• What to do:
Restate all the material verbatim, except for the pictures.

Part of a data file
* start *

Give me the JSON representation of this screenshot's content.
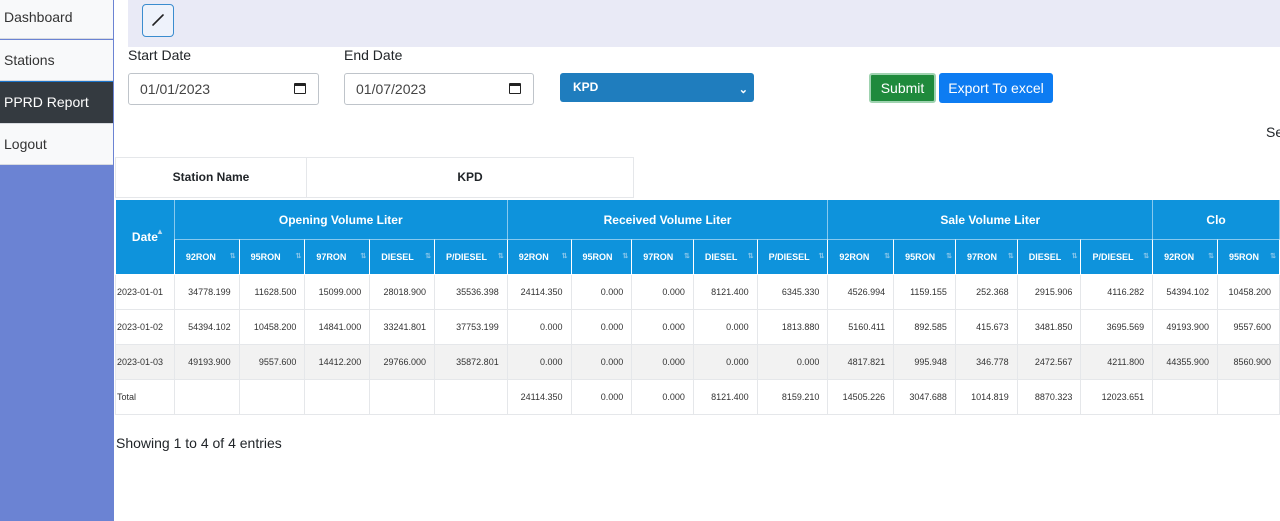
{
  "sidebar": {
    "items": [
      {
        "label": "Dashboard"
      },
      {
        "label": "Stations"
      },
      {
        "label": "PPRD Report"
      },
      {
        "label": "Logout"
      }
    ]
  },
  "filters": {
    "start_label": "Start Date",
    "start_value": "01/01/2023",
    "end_label": "End Date",
    "end_value": "01/07/2023",
    "station_selected": "KPD",
    "submit_label": "Submit",
    "export_label": "Export To excel",
    "search_fragment": "Se"
  },
  "station": {
    "name_label": "Station Name",
    "name_value": "KPD"
  },
  "table": {
    "date_header": "Date",
    "groups": [
      "Opening Volume Liter",
      "Received Volume Liter",
      "Sale Volume Liter",
      "Clo"
    ],
    "subheaders": [
      "92RON",
      "95RON",
      "97RON",
      "DIESEL",
      "P/DIESEL",
      "92RON",
      "95RON",
      "97RON",
      "DIESEL",
      "P/DIESEL",
      "92RON",
      "95RON",
      "97RON",
      "DIESEL",
      "P/DIESEL",
      "92RON",
      "95RON"
    ],
    "rows": [
      [
        "2023-01-01",
        "34778.199",
        "11628.500",
        "15099.000",
        "28018.900",
        "35536.398",
        "24114.350",
        "0.000",
        "0.000",
        "8121.400",
        "6345.330",
        "4526.994",
        "1159.155",
        "252.368",
        "2915.906",
        "4116.282",
        "54394.102",
        "10458.200"
      ],
      [
        "2023-01-02",
        "54394.102",
        "10458.200",
        "14841.000",
        "33241.801",
        "37753.199",
        "0.000",
        "0.000",
        "0.000",
        "0.000",
        "1813.880",
        "5160.411",
        "892.585",
        "415.673",
        "3481.850",
        "3695.569",
        "49193.900",
        "9557.600"
      ],
      [
        "2023-01-03",
        "49193.900",
        "9557.600",
        "14412.200",
        "29766.000",
        "35872.801",
        "0.000",
        "0.000",
        "0.000",
        "0.000",
        "0.000",
        "4817.821",
        "995.948",
        "346.778",
        "2472.567",
        "4211.800",
        "44355.900",
        "8560.900"
      ],
      [
        "Total",
        "",
        "",
        "",
        "",
        "",
        "24114.350",
        "0.000",
        "0.000",
        "8121.400",
        "8159.210",
        "14505.226",
        "3047.688",
        "1014.819",
        "8870.323",
        "12023.651",
        "",
        ""
      ]
    ]
  },
  "footer": {
    "showing": "Showing 1 to 4 of 4 entries"
  }
}
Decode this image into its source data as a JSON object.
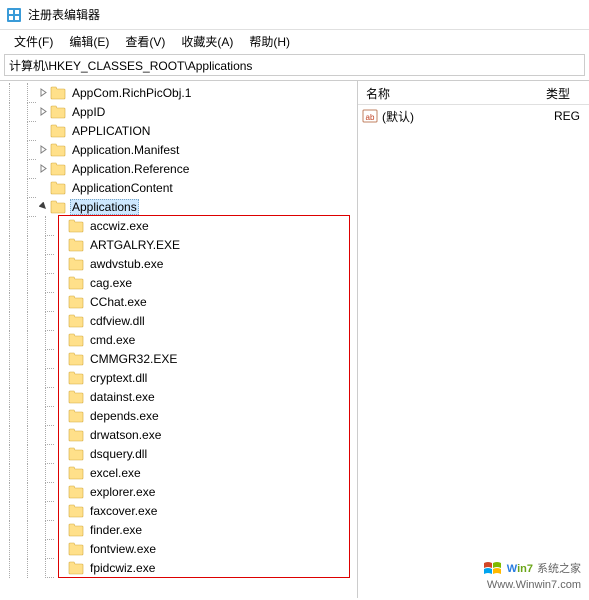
{
  "window": {
    "title": "注册表编辑器"
  },
  "menus": {
    "file": "文件(F)",
    "edit": "编辑(E)",
    "view": "查看(V)",
    "favorites": "收藏夹(A)",
    "help": "帮助(H)"
  },
  "address": "计算机\\HKEY_CLASSES_ROOT\\Applications",
  "tree": {
    "root_indent": 2,
    "siblings": [
      {
        "label": "AppCom.RichPicObj.1",
        "expandable": true
      },
      {
        "label": "AppID",
        "expandable": true
      },
      {
        "label": "APPLICATION",
        "expandable": false
      },
      {
        "label": "Application.Manifest",
        "expandable": true
      },
      {
        "label": "Application.Reference",
        "expandable": true
      },
      {
        "label": "ApplicationContent",
        "expandable": false
      }
    ],
    "selected": {
      "label": "Applications",
      "expandable": true,
      "open": true
    },
    "children": [
      {
        "label": "accwiz.exe"
      },
      {
        "label": "ARTGALRY.EXE"
      },
      {
        "label": "awdvstub.exe"
      },
      {
        "label": "cag.exe"
      },
      {
        "label": "CChat.exe"
      },
      {
        "label": "cdfview.dll"
      },
      {
        "label": "cmd.exe"
      },
      {
        "label": "CMMGR32.EXE"
      },
      {
        "label": "cryptext.dll"
      },
      {
        "label": "datainst.exe"
      },
      {
        "label": "depends.exe"
      },
      {
        "label": "drwatson.exe"
      },
      {
        "label": "dsquery.dll"
      },
      {
        "label": "excel.exe"
      },
      {
        "label": "explorer.exe"
      },
      {
        "label": "faxcover.exe"
      },
      {
        "label": "finder.exe"
      },
      {
        "label": "fontview.exe"
      },
      {
        "label": "fpidcwiz.exe"
      }
    ]
  },
  "list": {
    "cols": {
      "name": "名称",
      "type": "类型"
    },
    "rows": [
      {
        "name": "(默认)",
        "type": "REG"
      }
    ]
  },
  "watermark": {
    "line1_a": "W",
    "line1_b": "in7",
    "line1_c": "系统之家",
    "line2": "Www.Winwin7.com"
  }
}
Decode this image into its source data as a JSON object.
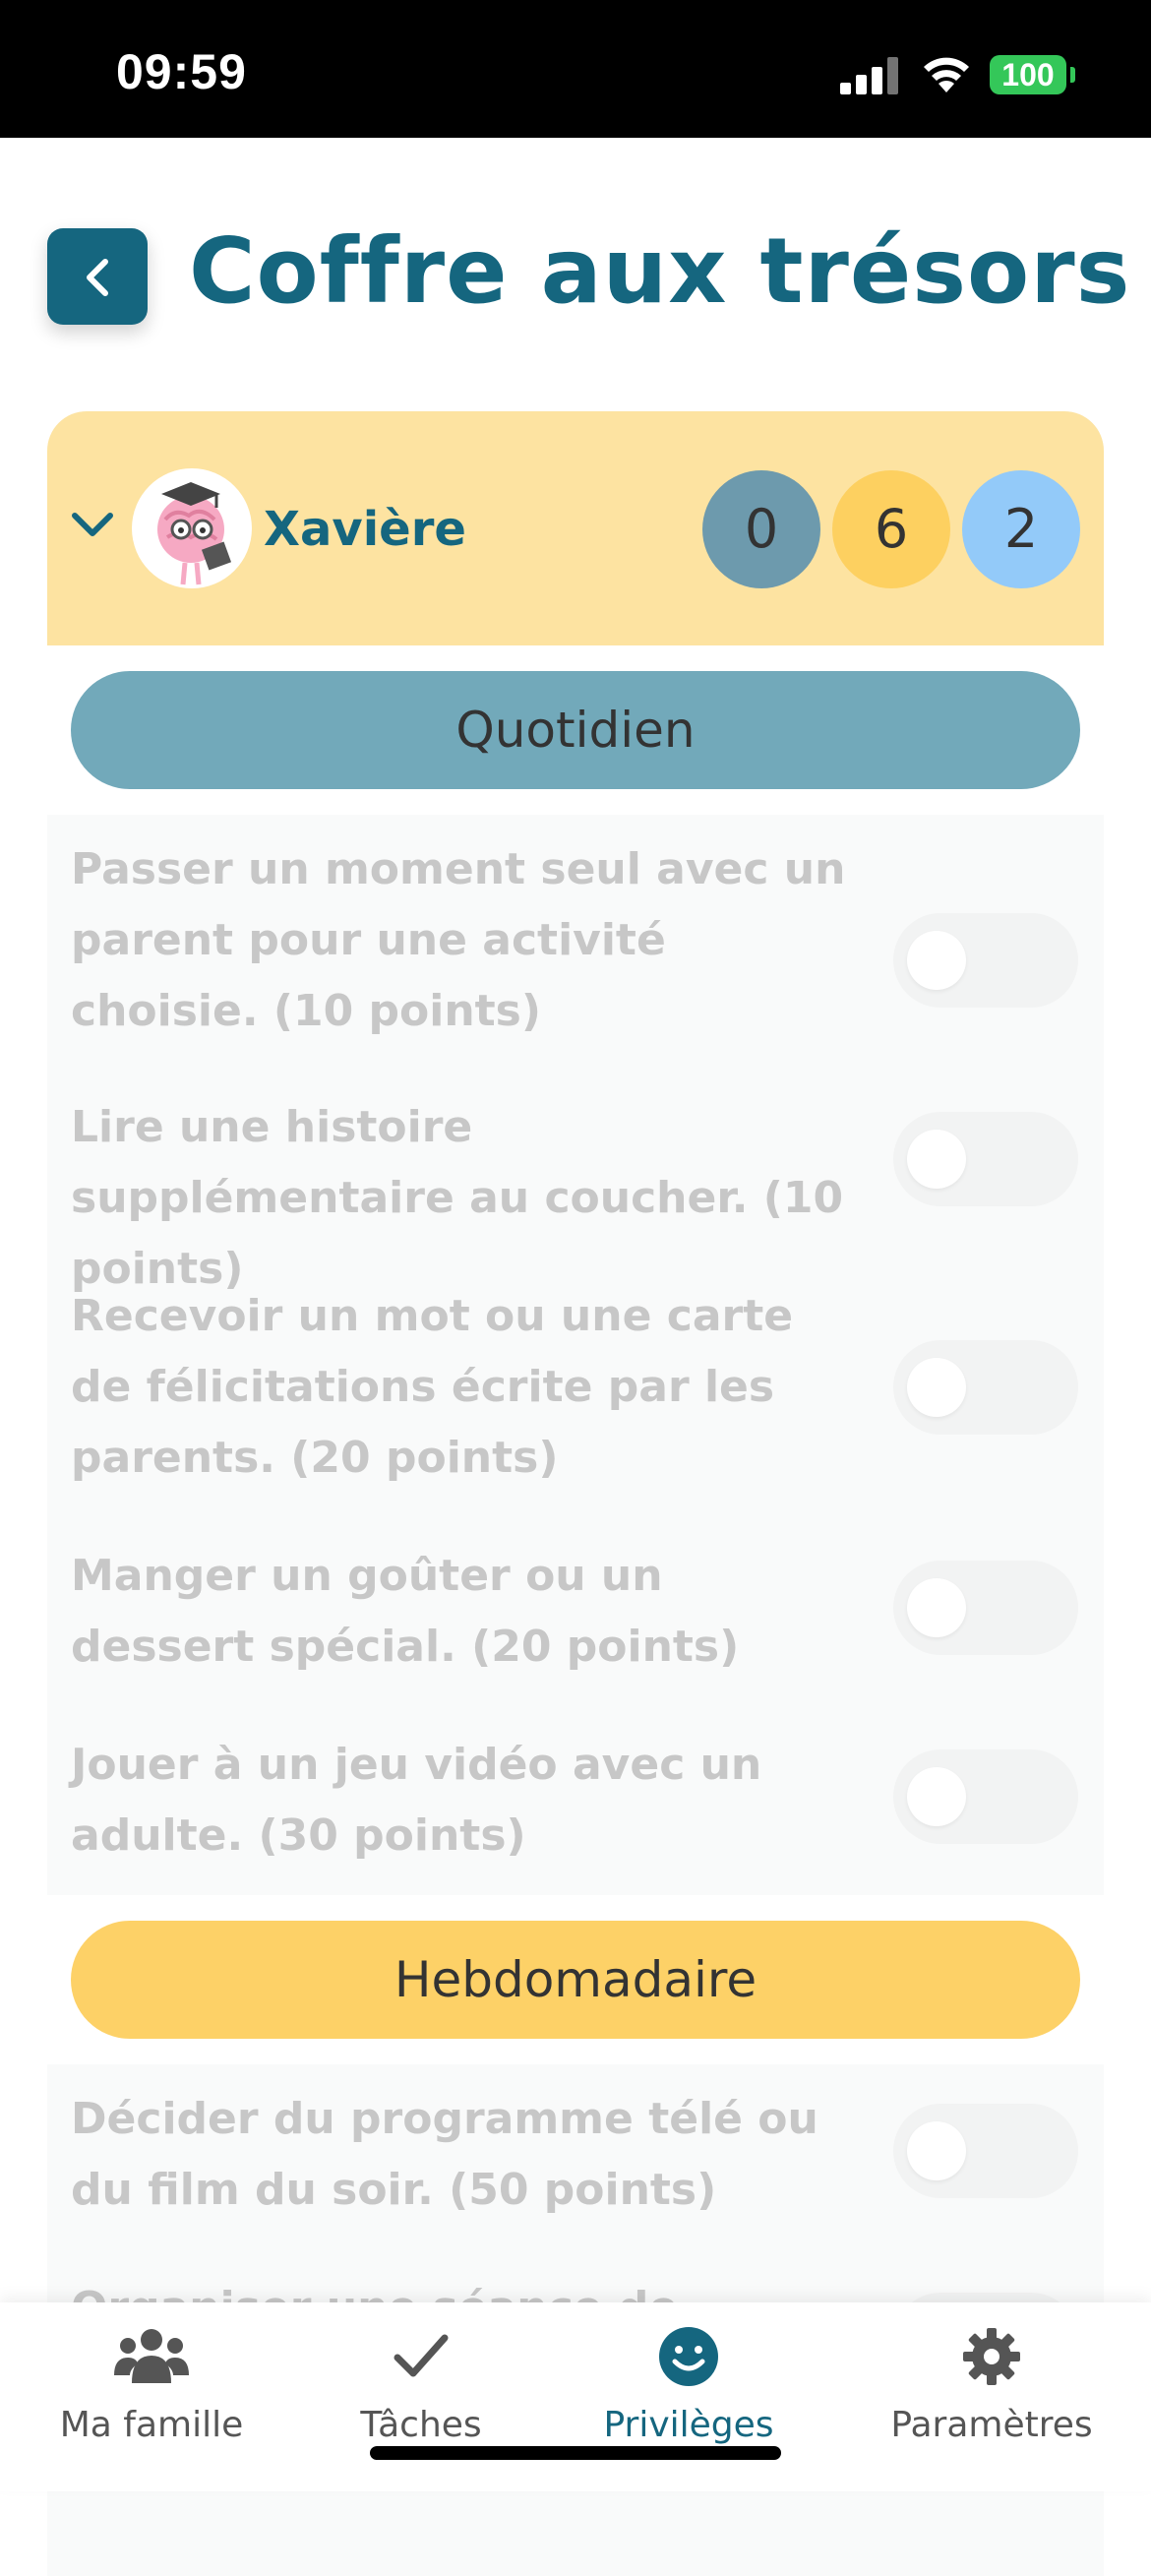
{
  "status_bar": {
    "time": "09:59",
    "battery": "100",
    "icons": [
      "signal-icon",
      "wifi-icon",
      "battery-icon"
    ]
  },
  "header": {
    "back_icon": "chevron-left-icon",
    "title": "Coffre aux trésors"
  },
  "child": {
    "name": "Xavière",
    "avatar_icon": "brain-graduate-avatar",
    "counters": [
      "0",
      "6",
      "2"
    ]
  },
  "sections": [
    {
      "label": "Quotidien",
      "rewards": [
        {
          "text": "Passer un moment seul avec un parent pour une activité choisie. (10 points)",
          "enabled": false
        },
        {
          "text": "Lire une histoire supplémentaire au coucher. (10 points)",
          "enabled": false
        },
        {
          "text": "Recevoir un mot ou une carte de félicitations écrite par les parents. (20 points)",
          "enabled": false
        },
        {
          "text": "Manger un goûter ou un dessert spécial. (20 points)",
          "enabled": false
        },
        {
          "text": "Jouer à un jeu vidéo avec un adulte. (30 points)",
          "enabled": false
        }
      ]
    },
    {
      "label": "Hebdomadaire",
      "rewards": [
        {
          "text": "Décider du programme télé ou du film du soir. (50 points)",
          "enabled": false
        },
        {
          "text": "Organiser une séance de maquillage",
          "enabled": false
        }
      ]
    }
  ],
  "colors": {
    "brand": "#15667f",
    "header_bg": "#fde3a1",
    "counter_gray": "#6d9aad",
    "counter_yellow": "#fdd060",
    "counter_blue": "#93caf9",
    "pill_daily": "#72a9ba",
    "pill_weekly": "#fdd167"
  },
  "tabs": [
    {
      "label": "Ma famille",
      "icon": "users-icon",
      "active": false
    },
    {
      "label": "Tâches",
      "icon": "checkmark-icon",
      "active": false
    },
    {
      "label": "Privilèges",
      "icon": "smiley-icon",
      "active": true
    },
    {
      "label": "Paramètres",
      "icon": "gear-icon",
      "active": false
    }
  ]
}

* end *

• Exercise answer:
Give me the JSON representation of this screenshot's content.
{
  "sidebar": {
    "items": [
      {
        "label": "Dashboard"
      },
      {
        "label": "Stations"
      },
      {
        "label": "PPRD Report"
      },
      {
        "label": "Logout"
      }
    ]
  },
  "filters": {
    "start_label": "Start Date",
    "start_value": "01/01/2023",
    "end_label": "End Date",
    "end_value": "01/07/2023",
    "station_selected": "KPD",
    "submit_label": "Submit",
    "export_label": "Export To excel",
    "search_fragment": "Se"
  },
  "station": {
    "name_label": "Station Name",
    "name_value": "KPD"
  },
  "table": {
    "date_header": "Date",
    "groups": [
      "Opening Volume Liter",
      "Received Volume Liter",
      "Sale Volume Liter",
      "Clo"
    ],
    "subheaders": [
      "92RON",
      "95RON",
      "97RON",
      "DIESEL",
      "P/DIESEL",
      "92RON",
      "95RON",
      "97RON",
      "DIESEL",
      "P/DIESEL",
      "92RON",
      "95RON",
      "97RON",
      "DIESEL",
      "P/DIESEL",
      "92RON",
      "95RON"
    ],
    "rows": [
      [
        "2023-01-01",
        "34778.199",
        "11628.500",
        "15099.000",
        "28018.900",
        "35536.398",
        "24114.350",
        "0.000",
        "0.000",
        "8121.400",
        "6345.330",
        "4526.994",
        "1159.155",
        "252.368",
        "2915.906",
        "4116.282",
        "54394.102",
        "10458.200"
      ],
      [
        "2023-01-02",
        "54394.102",
        "10458.200",
        "14841.000",
        "33241.801",
        "37753.199",
        "0.000",
        "0.000",
        "0.000",
        "0.000",
        "1813.880",
        "5160.411",
        "892.585",
        "415.673",
        "3481.850",
        "3695.569",
        "49193.900",
        "9557.600"
      ],
      [
        "2023-01-03",
        "49193.900",
        "9557.600",
        "14412.200",
        "29766.000",
        "35872.801",
        "0.000",
        "0.000",
        "0.000",
        "0.000",
        "0.000",
        "4817.821",
        "995.948",
        "346.778",
        "2472.567",
        "4211.800",
        "44355.900",
        "8560.900"
      ],
      [
        "Total",
        "",
        "",
        "",
        "",
        "",
        "24114.350",
        "0.000",
        "0.000",
        "8121.400",
        "8159.210",
        "14505.226",
        "3047.688",
        "1014.819",
        "8870.323",
        "12023.651",
        "",
        ""
      ]
    ]
  },
  "footer": {
    "showing": "Showing 1 to 4 of 4 entries"
  }
}
Decode this image into its source data as a JSON object.
{
  "window": {
    "title": "注册表编辑器"
  },
  "menus": {
    "file": "文件(F)",
    "edit": "编辑(E)",
    "view": "查看(V)",
    "favorites": "收藏夹(A)",
    "help": "帮助(H)"
  },
  "address": "计算机\\HKEY_CLASSES_ROOT\\Applications",
  "tree": {
    "root_indent": 2,
    "siblings": [
      {
        "label": "AppCom.RichPicObj.1",
        "expandable": true
      },
      {
        "label": "AppID",
        "expandable": true
      },
      {
        "label": "APPLICATION",
        "expandable": false
      },
      {
        "label": "Application.Manifest",
        "expandable": true
      },
      {
        "label": "Application.Reference",
        "expandable": true
      },
      {
        "label": "ApplicationContent",
        "expandable": false
      }
    ],
    "selected": {
      "label": "Applications",
      "expandable": true,
      "open": true
    },
    "children": [
      {
        "label": "accwiz.exe"
      },
      {
        "label": "ARTGALRY.EXE"
      },
      {
        "label": "awdvstub.exe"
      },
      {
        "label": "cag.exe"
      },
      {
        "label": "CChat.exe"
      },
      {
        "label": "cdfview.dll"
      },
      {
        "label": "cmd.exe"
      },
      {
        "label": "CMMGR32.EXE"
      },
      {
        "label": "cryptext.dll"
      },
      {
        "label": "datainst.exe"
      },
      {
        "label": "depends.exe"
      },
      {
        "label": "drwatson.exe"
      },
      {
        "label": "dsquery.dll"
      },
      {
        "label": "excel.exe"
      },
      {
        "label": "explorer.exe"
      },
      {
        "label": "faxcover.exe"
      },
      {
        "label": "finder.exe"
      },
      {
        "label": "fontview.exe"
      },
      {
        "label": "fpidcwiz.exe"
      }
    ]
  },
  "list": {
    "cols": {
      "name": "名称",
      "type": "类型"
    },
    "rows": [
      {
        "name": "(默认)",
        "type": "REG"
      }
    ]
  },
  "watermark": {
    "line1_a": "W",
    "line1_b": "in7",
    "line1_c": "系统之家",
    "line2": "Www.Winwin7.com"
  }
}
Decode this image into its source data as a JSON object.
{
  "status_bar": {
    "time": "09:59",
    "battery": "100",
    "icons": [
      "signal-icon",
      "wifi-icon",
      "battery-icon"
    ]
  },
  "header": {
    "back_icon": "chevron-left-icon",
    "title": "Coffre aux trésors"
  },
  "child": {
    "name": "Xavière",
    "avatar_icon": "brain-graduate-avatar",
    "counters": [
      "0",
      "6",
      "2"
    ]
  },
  "sections": [
    {
      "label": "Quotidien",
      "rewards": [
        {
          "text": "Passer un moment seul avec un parent pour une activité choisie. (10 points)",
          "enabled": false
        },
        {
          "text": "Lire une histoire supplémentaire au coucher. (10 points)",
          "enabled": false
        },
        {
          "text": "Recevoir un mot ou une carte de félicitations écrite par les parents. (20 points)",
          "enabled": false
        },
        {
          "text": "Manger un goûter ou un dessert spécial. (20 points)",
          "enabled": false
        },
        {
          "text": "Jouer à un jeu vidéo avec un adulte. (30 points)",
          "enabled": false
        }
      ]
    },
    {
      "label": "Hebdomadaire",
      "rewards": [
        {
          "text": "Décider du programme télé ou du film du soir. (50 points)",
          "enabled": false
        },
        {
          "text": "Organiser une séance de maquillage",
          "enabled": false
        }
      ]
    }
  ],
  "colors": {
    "brand": "#15667f",
    "header_bg": "#fde3a1",
    "counter_gray": "#6d9aad",
    "counter_yellow": "#fdd060",
    "counter_blue": "#93caf9",
    "pill_daily": "#72a9ba",
    "pill_weekly": "#fdd167"
  },
  "tabs": [
    {
      "label": "Ma famille",
      "icon": "users-icon",
      "active": false
    },
    {
      "label": "Tâches",
      "icon": "checkmark-icon",
      "active": false
    },
    {
      "label": "Privilèges",
      "icon": "smiley-icon",
      "active": true
    },
    {
      "label": "Paramètres",
      "icon": "gear-icon",
      "active": false
    }
  ]
}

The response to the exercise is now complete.